--- Source passage ---
Steve Young biography

I just finished with Steve Young’s book “QB: My Life Behind the Spiral.” He is one of my all-time favorite athletes. I moved to the Bay Area about the time Steve was acquired by San Francisco. I had heard bits and pieces about his anxiety issues but had no idea what he went through. Having a family members that have struggles with the same thing helped me understand what he went through. Steve Young is an upstanding Mormon living in the greater San Francisco area. You couldn’t ask for a better ambassador for the Church in an area that probably still harbors ill-will towards the Church over the Prop 8 issue. Steve and his wife have done a lot of great charity work including helping children and LGTB young adults. He’s a man with a good heart and has stayed grounded in spite of his success. Even if you were never much of a fan, read his book and you will be by the time you finish. By the way, I’m not getting any kickbacks on his book sales.

Very good read for all ages!

:smile: :smile: :smile:

too bad the church can’t figure out what Steve understood long ago. We are all god’s children

I’m not on Steve’s side about Prop. 8. Either we stand for the Lord or we don’t. A person can stand for the commandments and the Plan of Salvation and still be kind and courteous.
---
List of tasks:
a. Please list, word for word, each short reply that comes after the opening paragraph of the Steve Young biography page.
b. Pick up the Steve Young biography page after its final sentence and write a few more lines in the same vein.
The lines after this point have no connection to the Steve Young biography page.
--- Available data ---
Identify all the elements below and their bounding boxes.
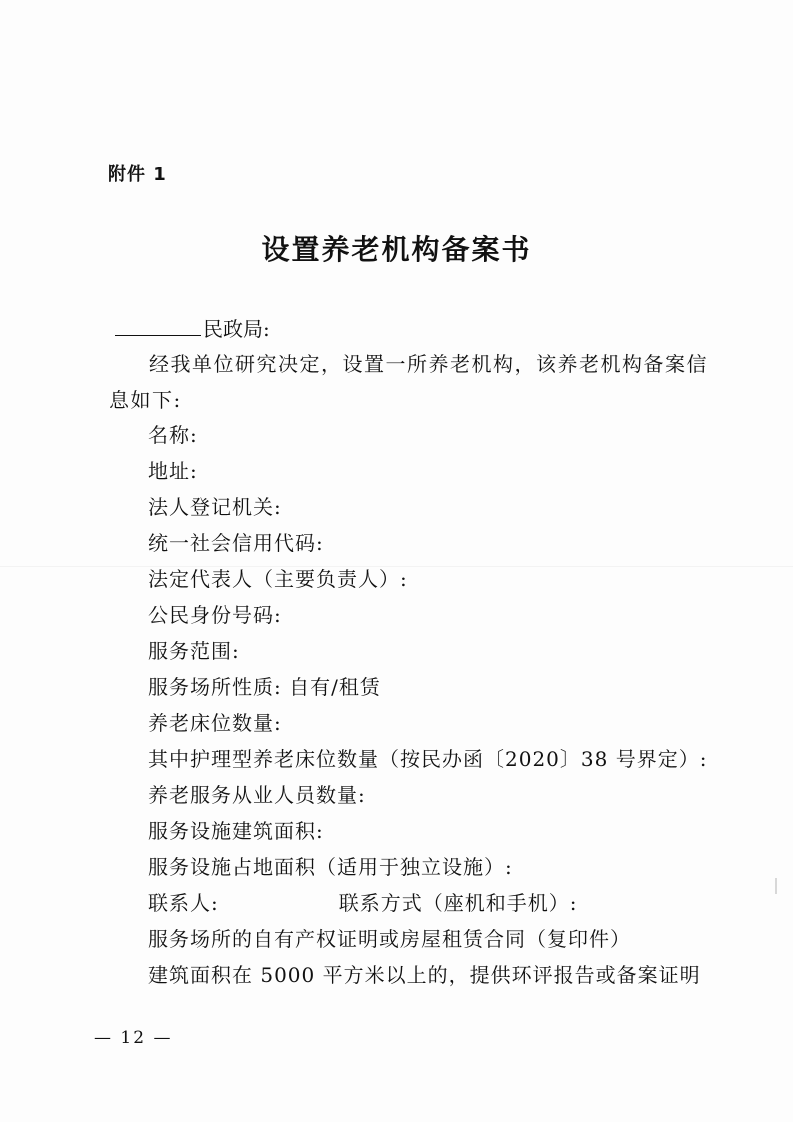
---
Task results:
a.
- Very good read for all ages!
- :smile: :smile: :smile:
- too bad the church can’t figure out what Steve understood long ago. We are all god’s children
- I’m not on Steve’s side about Prop. 8. Either we stand for the Lord or we don’t. A person can stand for the commandments and the Plan of Salvation and still be kind and courteous.

b.
The way to do it is to stay out of gay parades and organization’s. Follow the Prophet. Not the programs of, as Paul called them, “vile” sinners. I’m sure he would have no problem following his great-great-great grandfather.

I think having suffered severe anxiety to the point that he had difficulty even functioning normally gave Steve some perspective and empathy towards others who had tough challenges functioning within the expectations of the Mormon culture. Steve wanted to serve a mission back in his BYU days. The prophet had challenged every worthy young man to serve a mission and he wanted to respond to the call. He submitted his papers and then the anxiety kicked in to the point that he felt he couldn’t go. His bishop knew of his issues and agreed with his decision not to serve a mission. Not everyone is wired the same and not everyone finds that they can conform to a standard norm. That’s where a bit of compassion and wisdom and spiritual understanding come in to play. That’s what Steve has realized and that helps guide his efforts to reach out to children and others that have an internal struggle fitting into the LDS norm and society.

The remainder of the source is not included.